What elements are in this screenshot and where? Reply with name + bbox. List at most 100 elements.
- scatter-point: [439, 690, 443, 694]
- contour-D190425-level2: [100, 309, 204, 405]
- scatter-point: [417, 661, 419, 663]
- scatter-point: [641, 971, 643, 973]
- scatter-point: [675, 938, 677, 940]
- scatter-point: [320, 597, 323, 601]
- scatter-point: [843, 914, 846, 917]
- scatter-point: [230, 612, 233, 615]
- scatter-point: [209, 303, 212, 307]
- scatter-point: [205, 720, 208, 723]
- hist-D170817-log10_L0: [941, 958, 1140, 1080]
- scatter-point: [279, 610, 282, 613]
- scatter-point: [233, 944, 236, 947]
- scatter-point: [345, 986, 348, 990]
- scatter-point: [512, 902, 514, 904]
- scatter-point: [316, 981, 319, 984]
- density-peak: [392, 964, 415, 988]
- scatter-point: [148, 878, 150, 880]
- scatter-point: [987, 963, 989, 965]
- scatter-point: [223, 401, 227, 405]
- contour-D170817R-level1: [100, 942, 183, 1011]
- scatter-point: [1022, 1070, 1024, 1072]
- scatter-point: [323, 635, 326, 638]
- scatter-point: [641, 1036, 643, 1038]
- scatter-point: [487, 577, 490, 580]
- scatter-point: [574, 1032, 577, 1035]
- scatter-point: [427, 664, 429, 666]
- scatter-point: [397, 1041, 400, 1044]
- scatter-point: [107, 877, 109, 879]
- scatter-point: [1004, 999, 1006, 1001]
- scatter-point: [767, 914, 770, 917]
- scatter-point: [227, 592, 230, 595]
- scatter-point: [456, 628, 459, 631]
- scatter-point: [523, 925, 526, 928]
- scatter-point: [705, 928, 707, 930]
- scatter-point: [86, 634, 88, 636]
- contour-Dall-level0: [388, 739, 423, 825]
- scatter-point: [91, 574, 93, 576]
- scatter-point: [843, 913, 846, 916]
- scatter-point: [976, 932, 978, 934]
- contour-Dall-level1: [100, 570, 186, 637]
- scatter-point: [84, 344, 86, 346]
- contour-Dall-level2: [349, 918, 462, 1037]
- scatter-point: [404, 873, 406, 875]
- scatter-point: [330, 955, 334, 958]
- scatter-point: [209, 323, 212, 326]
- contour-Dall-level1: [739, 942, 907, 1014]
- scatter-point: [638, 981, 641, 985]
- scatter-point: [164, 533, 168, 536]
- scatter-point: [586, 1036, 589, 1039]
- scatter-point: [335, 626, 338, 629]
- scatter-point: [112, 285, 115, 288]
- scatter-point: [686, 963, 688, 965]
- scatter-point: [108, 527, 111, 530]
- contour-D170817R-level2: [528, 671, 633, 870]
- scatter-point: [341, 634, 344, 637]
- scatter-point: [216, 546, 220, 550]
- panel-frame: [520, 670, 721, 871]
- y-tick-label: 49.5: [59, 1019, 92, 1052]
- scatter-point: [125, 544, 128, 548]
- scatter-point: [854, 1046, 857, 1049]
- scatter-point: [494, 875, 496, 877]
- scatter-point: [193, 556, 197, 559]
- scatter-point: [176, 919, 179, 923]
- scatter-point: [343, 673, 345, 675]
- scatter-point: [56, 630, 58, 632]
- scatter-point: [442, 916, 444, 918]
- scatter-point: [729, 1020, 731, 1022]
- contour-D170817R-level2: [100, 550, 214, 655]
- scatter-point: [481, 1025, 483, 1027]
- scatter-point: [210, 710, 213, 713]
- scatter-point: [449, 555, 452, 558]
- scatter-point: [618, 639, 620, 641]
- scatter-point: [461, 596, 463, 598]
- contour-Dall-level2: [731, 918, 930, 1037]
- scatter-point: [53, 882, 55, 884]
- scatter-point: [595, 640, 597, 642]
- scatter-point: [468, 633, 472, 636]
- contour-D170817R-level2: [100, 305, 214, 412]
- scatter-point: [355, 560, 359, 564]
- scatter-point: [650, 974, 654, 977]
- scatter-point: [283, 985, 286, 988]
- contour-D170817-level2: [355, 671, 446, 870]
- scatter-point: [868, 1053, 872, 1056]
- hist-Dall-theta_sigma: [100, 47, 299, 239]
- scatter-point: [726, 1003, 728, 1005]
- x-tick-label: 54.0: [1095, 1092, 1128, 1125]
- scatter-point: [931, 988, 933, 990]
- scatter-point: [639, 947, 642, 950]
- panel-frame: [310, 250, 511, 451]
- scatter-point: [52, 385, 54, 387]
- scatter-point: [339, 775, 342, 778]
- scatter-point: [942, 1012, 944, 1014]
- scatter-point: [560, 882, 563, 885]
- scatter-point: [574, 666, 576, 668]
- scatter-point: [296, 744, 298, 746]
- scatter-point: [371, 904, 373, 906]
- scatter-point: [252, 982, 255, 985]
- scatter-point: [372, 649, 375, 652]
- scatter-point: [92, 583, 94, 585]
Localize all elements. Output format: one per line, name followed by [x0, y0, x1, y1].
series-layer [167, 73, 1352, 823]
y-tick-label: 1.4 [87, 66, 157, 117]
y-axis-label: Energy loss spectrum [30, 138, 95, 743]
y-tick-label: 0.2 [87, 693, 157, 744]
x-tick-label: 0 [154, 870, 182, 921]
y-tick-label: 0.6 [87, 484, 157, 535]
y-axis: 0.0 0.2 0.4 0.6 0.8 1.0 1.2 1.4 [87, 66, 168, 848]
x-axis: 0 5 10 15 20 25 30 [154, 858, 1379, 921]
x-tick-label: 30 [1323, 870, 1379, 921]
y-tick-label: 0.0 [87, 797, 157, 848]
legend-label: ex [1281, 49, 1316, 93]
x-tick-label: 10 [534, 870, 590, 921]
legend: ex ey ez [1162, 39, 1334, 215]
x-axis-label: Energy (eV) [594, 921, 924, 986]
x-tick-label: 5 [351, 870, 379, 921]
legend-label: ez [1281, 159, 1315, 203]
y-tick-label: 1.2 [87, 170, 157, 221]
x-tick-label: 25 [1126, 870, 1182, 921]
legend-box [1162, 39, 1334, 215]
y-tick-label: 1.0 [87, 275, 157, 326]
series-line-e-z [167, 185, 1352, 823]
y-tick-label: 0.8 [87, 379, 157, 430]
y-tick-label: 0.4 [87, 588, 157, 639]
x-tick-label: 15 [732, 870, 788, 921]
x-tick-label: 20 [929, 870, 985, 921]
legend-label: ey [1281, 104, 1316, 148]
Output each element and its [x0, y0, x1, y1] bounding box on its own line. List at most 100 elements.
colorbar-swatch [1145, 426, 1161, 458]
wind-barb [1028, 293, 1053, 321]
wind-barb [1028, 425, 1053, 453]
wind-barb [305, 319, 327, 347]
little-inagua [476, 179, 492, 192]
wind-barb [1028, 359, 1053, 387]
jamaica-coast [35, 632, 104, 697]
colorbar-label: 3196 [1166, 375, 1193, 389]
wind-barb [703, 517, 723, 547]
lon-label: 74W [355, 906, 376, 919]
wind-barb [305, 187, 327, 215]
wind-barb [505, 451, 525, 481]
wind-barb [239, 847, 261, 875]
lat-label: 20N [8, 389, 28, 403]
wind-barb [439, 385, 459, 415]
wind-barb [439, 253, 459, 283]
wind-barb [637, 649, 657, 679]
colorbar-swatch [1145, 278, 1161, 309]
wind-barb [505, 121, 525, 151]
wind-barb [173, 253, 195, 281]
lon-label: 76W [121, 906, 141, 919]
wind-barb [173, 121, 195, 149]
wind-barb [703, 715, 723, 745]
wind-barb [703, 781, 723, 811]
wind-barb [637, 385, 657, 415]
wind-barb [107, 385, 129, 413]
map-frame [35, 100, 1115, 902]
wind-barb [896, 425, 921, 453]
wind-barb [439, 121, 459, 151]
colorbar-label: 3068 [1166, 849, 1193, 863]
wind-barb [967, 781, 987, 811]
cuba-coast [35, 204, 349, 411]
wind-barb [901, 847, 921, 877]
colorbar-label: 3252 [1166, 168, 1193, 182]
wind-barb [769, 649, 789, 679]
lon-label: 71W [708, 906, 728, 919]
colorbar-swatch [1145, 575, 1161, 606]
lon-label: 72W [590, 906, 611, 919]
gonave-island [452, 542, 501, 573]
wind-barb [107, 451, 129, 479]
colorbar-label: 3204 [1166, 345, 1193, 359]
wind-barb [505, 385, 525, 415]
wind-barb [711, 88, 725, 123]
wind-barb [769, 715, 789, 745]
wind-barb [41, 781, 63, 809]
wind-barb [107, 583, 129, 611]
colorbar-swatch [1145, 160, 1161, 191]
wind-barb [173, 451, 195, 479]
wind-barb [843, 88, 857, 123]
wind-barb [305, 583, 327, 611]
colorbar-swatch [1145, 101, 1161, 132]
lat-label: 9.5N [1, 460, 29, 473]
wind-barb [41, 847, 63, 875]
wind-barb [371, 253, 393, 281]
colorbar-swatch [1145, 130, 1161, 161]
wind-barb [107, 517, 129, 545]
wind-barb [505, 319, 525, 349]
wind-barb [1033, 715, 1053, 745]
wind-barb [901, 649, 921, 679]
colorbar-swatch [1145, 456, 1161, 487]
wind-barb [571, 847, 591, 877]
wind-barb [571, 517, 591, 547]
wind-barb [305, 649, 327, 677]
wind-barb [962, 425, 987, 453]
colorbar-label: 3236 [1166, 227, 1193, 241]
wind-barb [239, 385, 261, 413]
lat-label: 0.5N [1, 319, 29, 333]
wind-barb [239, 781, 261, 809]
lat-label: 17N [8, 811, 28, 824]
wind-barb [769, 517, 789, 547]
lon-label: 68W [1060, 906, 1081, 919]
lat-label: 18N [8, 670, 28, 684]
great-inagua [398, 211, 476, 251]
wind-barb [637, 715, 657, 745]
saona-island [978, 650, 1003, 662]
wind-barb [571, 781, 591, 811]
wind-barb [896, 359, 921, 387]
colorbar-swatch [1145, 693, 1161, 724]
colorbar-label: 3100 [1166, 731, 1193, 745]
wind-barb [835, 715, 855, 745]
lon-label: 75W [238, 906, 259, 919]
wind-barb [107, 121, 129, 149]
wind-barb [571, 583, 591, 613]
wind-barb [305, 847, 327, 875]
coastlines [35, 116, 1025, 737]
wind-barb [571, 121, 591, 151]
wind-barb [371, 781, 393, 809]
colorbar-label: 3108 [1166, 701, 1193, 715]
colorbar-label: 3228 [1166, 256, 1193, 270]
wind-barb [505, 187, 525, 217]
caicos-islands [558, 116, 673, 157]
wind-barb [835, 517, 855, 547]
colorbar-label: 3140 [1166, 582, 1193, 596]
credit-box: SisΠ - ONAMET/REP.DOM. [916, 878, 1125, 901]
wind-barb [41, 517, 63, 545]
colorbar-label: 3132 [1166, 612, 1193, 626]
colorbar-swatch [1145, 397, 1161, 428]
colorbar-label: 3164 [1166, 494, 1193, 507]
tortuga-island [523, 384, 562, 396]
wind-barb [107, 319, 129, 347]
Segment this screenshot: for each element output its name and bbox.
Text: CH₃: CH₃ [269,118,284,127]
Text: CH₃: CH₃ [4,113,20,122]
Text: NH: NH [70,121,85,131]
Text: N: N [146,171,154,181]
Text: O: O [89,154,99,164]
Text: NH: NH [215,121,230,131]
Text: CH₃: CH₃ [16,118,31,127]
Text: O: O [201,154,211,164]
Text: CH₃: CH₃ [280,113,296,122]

********

# TASK TO COMPLETE
Output the lines above exactly as they appear, starting with the very first line and going on through the line with "- density-peak: [392, 964, 415, 988]".

# SOLUTION FOR THIS EXERCISE
What elements are in this screenshot and where? Reply with name + bbox. List at most 100 elements.
- scatter-point: [439, 690, 443, 694]
- contour-D190425-level2: [100, 309, 204, 405]
- scatter-point: [417, 661, 419, 663]
- scatter-point: [641, 971, 643, 973]
- scatter-point: [675, 938, 677, 940]
- scatter-point: [320, 597, 323, 601]
- scatter-point: [843, 914, 846, 917]
- scatter-point: [230, 612, 233, 615]
- scatter-point: [209, 303, 212, 307]
- scatter-point: [205, 720, 208, 723]
- hist-D170817-log10_L0: [941, 958, 1140, 1080]
- scatter-point: [279, 610, 282, 613]
- scatter-point: [233, 944, 236, 947]
- scatter-point: [345, 986, 348, 990]
- scatter-point: [512, 902, 514, 904]
- scatter-point: [316, 981, 319, 984]
- density-peak: [392, 964, 415, 988]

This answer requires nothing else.